>> START Material for this task

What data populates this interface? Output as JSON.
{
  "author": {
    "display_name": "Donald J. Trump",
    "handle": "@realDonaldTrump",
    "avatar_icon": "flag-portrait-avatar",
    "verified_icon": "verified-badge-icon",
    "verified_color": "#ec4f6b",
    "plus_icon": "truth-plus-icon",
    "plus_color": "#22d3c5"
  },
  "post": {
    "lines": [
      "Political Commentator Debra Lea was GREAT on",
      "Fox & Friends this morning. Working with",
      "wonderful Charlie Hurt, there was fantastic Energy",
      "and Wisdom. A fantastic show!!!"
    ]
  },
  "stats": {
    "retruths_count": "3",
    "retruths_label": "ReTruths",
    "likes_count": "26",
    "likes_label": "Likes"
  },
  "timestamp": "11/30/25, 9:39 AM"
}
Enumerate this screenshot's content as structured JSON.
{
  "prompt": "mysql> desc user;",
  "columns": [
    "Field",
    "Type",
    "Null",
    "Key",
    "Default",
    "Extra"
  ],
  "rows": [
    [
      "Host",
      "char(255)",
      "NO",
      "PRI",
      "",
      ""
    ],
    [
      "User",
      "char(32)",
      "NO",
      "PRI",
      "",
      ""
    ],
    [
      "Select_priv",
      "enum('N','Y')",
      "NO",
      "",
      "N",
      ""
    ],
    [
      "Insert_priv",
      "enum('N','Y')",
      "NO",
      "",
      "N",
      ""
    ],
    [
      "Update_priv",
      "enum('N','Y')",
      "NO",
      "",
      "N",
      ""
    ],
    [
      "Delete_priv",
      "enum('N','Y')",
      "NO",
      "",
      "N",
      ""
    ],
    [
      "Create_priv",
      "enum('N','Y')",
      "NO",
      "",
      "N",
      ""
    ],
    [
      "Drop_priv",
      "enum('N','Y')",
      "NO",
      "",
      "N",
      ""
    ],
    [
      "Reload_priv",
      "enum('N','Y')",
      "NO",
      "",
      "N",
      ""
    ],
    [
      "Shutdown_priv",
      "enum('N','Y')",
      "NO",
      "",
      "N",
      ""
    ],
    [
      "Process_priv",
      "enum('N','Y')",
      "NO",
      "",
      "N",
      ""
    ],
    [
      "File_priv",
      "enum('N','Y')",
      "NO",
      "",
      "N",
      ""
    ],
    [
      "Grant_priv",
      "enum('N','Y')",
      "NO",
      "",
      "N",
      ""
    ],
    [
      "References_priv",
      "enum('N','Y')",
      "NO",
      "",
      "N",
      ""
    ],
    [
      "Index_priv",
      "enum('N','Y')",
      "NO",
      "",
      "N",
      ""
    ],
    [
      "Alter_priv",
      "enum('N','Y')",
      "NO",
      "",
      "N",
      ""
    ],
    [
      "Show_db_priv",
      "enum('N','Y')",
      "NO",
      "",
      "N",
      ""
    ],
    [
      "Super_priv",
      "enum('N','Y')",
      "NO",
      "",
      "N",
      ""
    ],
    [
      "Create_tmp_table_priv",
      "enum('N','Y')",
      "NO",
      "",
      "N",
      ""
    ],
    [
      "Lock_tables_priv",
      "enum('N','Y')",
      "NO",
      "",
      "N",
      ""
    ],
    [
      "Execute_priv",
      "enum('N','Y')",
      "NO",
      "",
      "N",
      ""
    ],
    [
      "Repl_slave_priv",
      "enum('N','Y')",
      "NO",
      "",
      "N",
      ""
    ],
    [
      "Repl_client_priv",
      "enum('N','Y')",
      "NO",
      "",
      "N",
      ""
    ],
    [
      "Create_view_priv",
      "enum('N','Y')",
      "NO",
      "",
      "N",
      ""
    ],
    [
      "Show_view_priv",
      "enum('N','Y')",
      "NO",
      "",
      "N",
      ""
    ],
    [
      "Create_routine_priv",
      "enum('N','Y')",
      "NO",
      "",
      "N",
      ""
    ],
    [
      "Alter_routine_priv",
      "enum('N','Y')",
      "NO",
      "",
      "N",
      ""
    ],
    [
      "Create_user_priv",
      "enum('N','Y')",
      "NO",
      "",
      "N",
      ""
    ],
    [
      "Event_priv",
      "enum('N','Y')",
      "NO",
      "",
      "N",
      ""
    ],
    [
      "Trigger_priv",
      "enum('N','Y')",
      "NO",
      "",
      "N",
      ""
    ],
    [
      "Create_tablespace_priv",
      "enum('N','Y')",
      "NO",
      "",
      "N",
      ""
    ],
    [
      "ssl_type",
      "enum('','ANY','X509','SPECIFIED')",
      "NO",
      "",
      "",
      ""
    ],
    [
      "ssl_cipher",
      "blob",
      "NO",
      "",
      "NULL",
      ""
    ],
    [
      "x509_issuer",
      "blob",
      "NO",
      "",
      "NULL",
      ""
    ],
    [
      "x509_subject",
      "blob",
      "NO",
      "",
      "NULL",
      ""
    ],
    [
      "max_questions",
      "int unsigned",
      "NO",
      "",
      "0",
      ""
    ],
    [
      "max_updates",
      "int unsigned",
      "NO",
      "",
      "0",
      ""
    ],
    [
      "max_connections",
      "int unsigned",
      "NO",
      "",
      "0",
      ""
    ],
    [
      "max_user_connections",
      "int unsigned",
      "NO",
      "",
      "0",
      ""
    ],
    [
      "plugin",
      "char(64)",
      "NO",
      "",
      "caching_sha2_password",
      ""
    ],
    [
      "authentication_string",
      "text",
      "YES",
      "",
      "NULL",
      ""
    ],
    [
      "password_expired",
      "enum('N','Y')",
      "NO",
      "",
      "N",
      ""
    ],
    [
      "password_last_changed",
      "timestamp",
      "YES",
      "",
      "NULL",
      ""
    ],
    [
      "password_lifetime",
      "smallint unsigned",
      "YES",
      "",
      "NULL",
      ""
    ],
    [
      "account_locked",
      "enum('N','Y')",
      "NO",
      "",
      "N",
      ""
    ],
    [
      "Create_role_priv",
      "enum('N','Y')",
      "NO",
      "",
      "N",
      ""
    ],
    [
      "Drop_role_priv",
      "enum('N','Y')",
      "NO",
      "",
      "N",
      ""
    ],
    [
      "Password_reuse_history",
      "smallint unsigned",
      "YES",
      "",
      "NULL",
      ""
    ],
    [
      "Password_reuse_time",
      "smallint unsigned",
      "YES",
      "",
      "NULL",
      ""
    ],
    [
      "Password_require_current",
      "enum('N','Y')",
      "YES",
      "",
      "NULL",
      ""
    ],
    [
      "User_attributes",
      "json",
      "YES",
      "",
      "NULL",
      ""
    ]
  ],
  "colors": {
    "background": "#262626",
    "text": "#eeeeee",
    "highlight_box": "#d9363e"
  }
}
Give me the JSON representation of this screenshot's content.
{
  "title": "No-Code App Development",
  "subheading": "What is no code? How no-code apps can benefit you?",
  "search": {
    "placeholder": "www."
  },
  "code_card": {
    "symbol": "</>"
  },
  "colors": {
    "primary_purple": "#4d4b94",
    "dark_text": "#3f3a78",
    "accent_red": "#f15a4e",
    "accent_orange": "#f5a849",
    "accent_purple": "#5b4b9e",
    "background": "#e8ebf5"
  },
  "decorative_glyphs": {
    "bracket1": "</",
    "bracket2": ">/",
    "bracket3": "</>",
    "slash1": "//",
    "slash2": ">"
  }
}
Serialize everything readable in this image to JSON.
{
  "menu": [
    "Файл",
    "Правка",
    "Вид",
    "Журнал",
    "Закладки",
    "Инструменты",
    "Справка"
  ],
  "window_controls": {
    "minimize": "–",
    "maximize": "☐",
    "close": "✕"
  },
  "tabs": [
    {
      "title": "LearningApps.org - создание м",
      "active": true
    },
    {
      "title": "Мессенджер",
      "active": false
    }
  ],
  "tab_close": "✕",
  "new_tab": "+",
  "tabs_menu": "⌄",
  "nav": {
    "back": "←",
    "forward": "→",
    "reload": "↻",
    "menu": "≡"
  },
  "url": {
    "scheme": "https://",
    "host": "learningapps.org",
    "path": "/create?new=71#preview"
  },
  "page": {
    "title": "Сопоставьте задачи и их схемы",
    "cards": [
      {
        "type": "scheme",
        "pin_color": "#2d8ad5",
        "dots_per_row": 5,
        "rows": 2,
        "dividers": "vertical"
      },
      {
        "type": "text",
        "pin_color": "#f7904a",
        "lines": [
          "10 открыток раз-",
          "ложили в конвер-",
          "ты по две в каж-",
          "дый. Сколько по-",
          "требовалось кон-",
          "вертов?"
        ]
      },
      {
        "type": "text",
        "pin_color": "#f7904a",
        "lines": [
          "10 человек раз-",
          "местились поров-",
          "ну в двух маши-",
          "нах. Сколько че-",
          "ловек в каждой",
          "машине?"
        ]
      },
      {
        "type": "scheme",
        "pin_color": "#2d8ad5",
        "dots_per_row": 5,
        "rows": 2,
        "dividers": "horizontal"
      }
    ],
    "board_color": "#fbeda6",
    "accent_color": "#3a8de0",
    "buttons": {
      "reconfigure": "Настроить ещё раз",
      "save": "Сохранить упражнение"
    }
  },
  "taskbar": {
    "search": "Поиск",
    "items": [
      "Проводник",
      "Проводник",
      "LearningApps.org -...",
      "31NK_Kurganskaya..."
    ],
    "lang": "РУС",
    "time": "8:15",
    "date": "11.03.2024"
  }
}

>> END Material for this task

- What is needed -
Using the records above, select and copy every line that has the word "dividers".

- Task output -
        "dividers": "vertical"
        "dividers": "horizontal"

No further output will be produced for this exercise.